Data shown:
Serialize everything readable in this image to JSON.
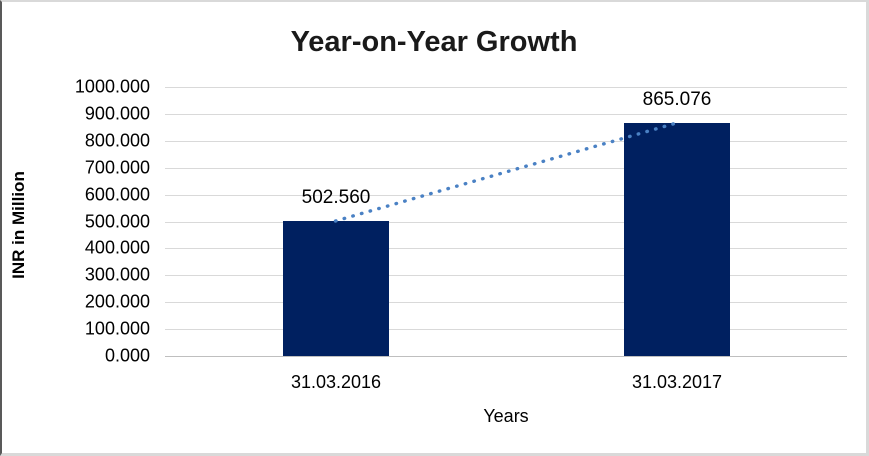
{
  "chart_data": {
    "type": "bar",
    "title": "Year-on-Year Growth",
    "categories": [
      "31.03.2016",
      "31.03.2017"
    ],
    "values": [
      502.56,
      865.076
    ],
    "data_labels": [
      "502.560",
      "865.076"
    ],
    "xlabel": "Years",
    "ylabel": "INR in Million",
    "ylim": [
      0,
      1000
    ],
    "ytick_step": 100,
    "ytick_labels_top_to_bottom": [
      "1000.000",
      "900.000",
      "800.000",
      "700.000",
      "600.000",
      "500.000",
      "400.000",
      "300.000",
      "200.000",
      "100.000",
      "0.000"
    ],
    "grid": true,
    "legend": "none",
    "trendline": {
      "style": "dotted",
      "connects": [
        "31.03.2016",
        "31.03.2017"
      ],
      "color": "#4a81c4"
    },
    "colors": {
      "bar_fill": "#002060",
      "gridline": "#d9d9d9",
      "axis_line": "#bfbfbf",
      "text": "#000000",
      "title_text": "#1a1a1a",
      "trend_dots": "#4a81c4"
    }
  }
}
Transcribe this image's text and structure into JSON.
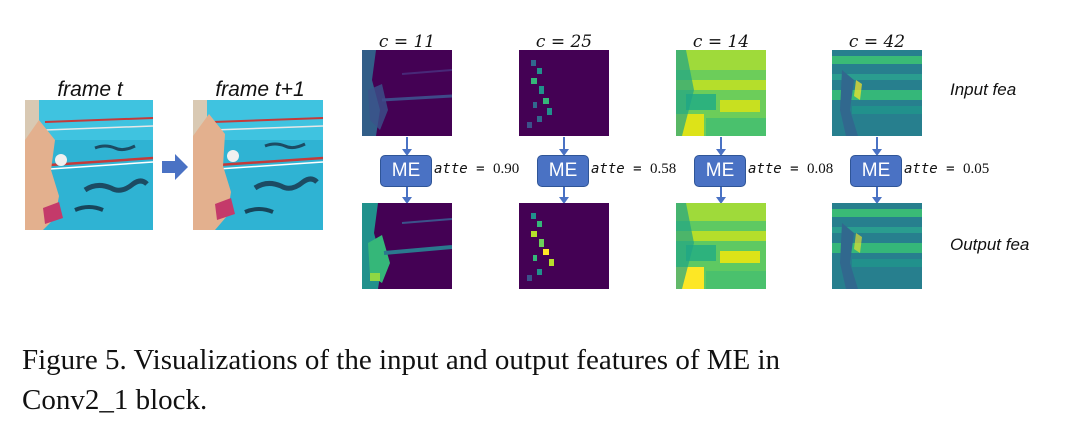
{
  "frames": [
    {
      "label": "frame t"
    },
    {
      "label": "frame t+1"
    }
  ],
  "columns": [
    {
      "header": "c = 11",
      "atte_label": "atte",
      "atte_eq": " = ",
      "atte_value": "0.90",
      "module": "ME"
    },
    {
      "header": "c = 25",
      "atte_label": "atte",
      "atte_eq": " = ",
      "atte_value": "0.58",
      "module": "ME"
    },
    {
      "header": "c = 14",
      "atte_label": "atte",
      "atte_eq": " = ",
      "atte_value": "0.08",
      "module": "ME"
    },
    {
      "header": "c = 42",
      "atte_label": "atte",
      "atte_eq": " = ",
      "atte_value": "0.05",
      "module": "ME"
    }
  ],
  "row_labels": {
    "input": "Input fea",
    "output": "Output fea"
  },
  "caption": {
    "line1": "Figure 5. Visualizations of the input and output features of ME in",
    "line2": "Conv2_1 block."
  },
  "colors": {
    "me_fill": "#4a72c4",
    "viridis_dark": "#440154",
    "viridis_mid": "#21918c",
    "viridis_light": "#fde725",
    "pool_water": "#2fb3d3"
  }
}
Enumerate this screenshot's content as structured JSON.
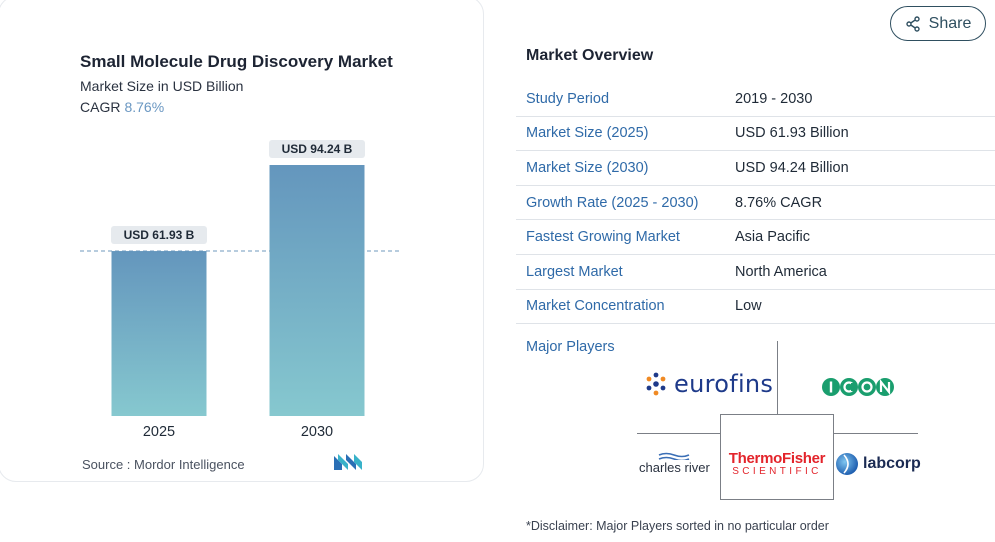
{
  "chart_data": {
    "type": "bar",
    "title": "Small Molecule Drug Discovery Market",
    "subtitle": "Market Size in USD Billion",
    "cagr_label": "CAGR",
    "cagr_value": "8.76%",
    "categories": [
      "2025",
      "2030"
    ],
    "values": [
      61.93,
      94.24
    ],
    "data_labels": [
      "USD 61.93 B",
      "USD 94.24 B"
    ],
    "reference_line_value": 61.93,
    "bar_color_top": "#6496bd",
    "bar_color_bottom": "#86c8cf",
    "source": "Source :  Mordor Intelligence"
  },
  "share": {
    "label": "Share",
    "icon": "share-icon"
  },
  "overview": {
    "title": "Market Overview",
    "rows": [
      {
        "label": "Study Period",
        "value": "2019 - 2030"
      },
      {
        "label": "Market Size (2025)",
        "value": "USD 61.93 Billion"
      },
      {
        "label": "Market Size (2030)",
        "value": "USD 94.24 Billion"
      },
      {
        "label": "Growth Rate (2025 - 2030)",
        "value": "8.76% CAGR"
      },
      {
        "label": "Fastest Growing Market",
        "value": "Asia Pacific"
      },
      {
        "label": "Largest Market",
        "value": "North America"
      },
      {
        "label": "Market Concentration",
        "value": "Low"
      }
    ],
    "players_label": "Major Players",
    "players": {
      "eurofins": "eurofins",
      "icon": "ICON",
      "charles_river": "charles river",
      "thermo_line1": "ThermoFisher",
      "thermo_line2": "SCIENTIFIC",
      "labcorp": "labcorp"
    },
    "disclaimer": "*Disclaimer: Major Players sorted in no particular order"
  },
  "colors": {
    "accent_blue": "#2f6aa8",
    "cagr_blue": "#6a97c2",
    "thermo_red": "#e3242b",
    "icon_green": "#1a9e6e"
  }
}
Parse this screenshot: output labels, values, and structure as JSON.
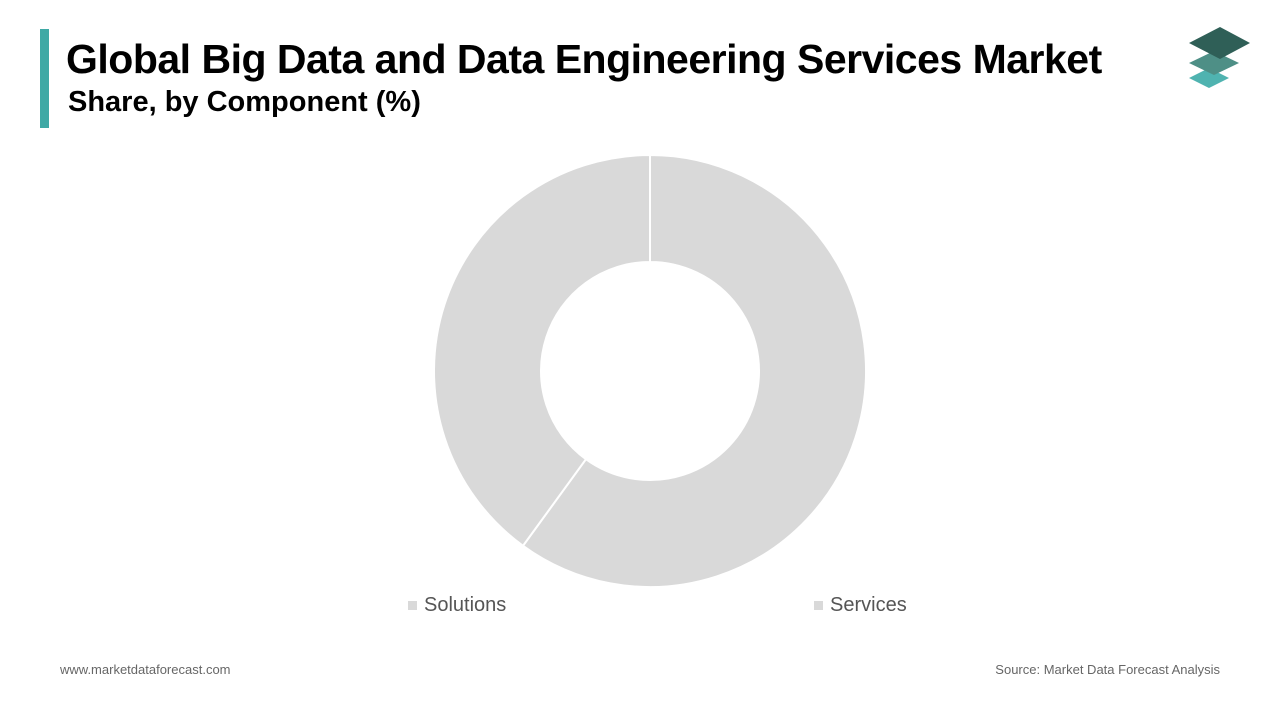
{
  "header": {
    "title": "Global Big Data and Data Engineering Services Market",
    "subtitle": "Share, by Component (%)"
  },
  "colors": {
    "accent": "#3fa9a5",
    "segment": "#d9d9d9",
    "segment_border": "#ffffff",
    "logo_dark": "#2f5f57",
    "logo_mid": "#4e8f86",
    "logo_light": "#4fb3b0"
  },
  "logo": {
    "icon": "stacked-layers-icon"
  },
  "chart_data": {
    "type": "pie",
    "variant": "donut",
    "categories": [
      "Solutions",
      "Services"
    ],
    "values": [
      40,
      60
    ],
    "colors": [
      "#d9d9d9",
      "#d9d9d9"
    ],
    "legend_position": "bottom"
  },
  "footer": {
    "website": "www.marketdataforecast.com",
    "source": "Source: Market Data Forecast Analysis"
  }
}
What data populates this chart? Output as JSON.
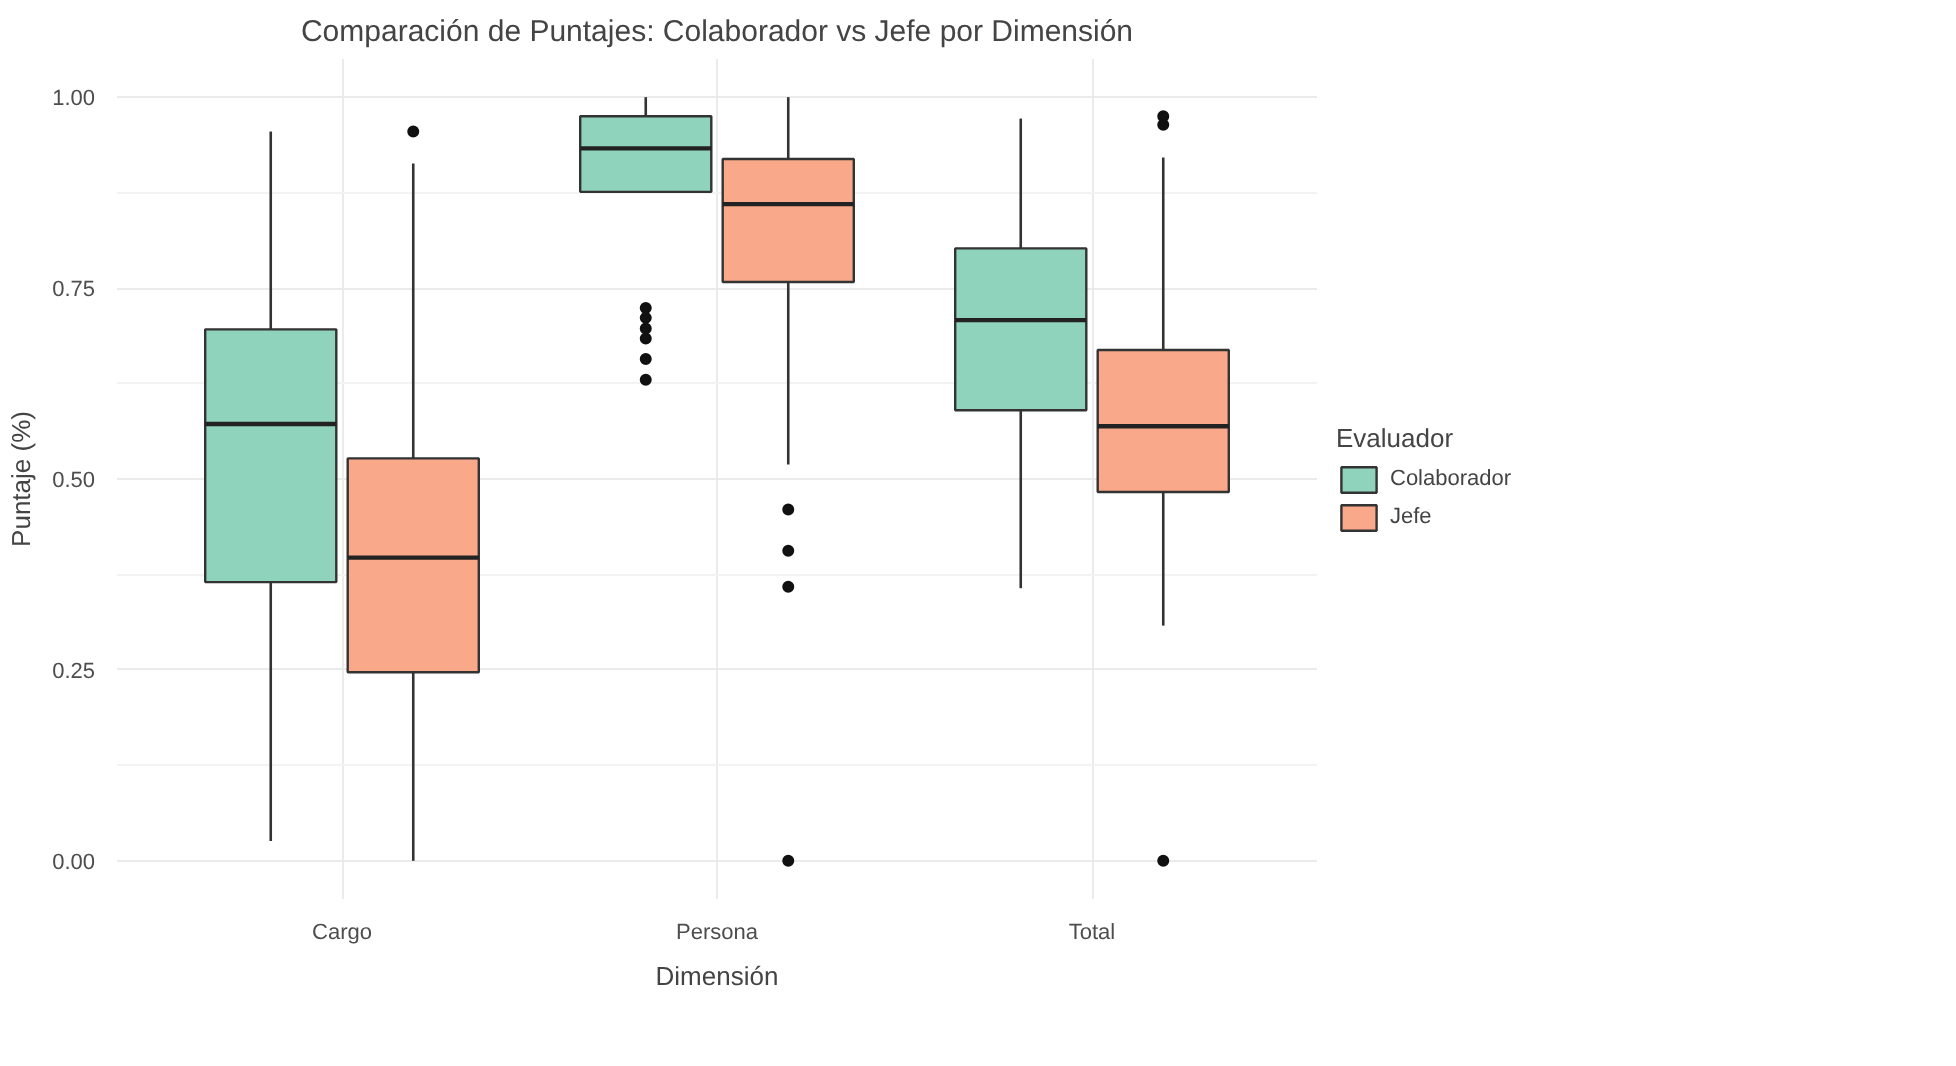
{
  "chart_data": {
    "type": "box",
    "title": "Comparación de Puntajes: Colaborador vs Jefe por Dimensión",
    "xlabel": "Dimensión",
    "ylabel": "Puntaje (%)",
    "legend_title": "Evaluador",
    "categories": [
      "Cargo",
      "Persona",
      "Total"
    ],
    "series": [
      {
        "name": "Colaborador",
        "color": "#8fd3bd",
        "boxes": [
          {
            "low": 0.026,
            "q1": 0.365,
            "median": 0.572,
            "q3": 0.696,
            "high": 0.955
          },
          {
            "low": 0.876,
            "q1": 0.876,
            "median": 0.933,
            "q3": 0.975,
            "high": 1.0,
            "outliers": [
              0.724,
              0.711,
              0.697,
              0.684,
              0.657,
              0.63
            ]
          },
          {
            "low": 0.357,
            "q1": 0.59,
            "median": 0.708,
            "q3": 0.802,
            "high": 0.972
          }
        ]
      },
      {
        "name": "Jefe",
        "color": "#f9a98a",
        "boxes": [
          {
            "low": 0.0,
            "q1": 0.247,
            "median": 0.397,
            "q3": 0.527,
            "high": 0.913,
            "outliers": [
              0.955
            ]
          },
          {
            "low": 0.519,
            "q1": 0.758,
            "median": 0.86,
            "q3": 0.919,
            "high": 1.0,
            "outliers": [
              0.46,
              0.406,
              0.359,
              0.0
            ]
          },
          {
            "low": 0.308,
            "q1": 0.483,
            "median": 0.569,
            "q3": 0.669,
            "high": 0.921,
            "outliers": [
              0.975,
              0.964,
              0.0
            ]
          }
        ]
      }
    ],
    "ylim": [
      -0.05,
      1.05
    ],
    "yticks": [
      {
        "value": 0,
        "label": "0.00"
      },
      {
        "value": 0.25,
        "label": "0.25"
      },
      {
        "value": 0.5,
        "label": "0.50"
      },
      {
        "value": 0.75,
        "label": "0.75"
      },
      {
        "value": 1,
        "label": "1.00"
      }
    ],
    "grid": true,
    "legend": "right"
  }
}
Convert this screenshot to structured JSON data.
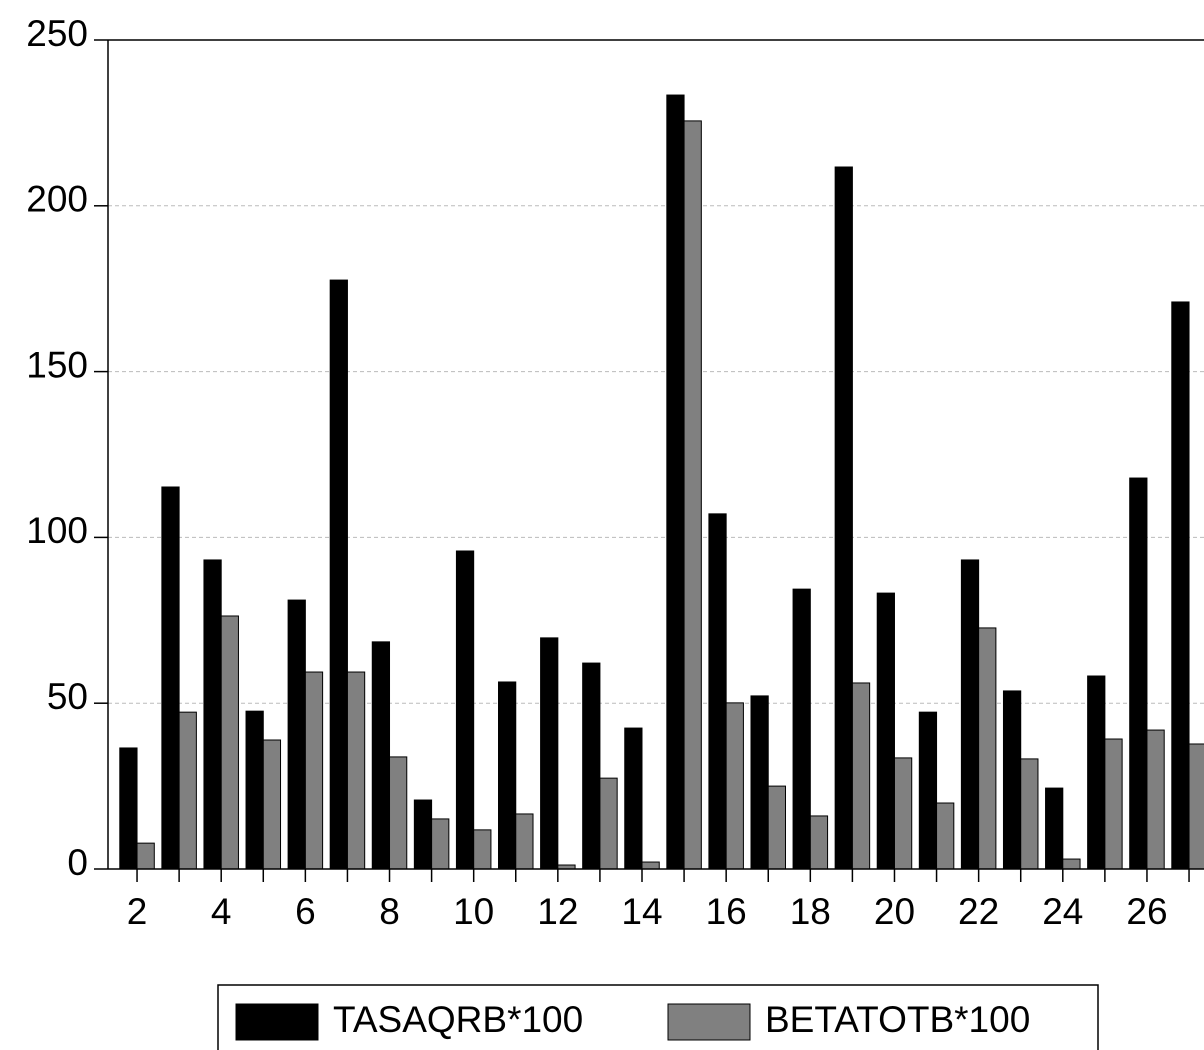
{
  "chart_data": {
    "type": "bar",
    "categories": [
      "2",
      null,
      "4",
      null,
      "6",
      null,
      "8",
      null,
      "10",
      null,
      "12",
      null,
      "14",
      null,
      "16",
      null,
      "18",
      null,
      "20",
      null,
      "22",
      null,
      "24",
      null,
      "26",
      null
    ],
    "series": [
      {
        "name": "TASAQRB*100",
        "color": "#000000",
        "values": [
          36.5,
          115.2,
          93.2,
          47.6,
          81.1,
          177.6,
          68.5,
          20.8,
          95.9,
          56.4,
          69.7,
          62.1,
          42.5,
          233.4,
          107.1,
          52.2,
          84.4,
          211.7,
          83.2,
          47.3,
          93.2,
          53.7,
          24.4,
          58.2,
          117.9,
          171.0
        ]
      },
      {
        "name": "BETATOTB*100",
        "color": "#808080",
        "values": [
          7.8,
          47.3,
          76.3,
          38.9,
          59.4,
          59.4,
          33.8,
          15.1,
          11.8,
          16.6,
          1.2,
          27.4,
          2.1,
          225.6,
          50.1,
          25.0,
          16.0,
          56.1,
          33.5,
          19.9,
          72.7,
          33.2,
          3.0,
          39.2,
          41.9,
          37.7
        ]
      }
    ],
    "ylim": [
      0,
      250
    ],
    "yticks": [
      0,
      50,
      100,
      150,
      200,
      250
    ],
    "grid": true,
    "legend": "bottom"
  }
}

Exercise aim: Count the lines above that contain the word "Size", and give only that number.

Worked solution: 3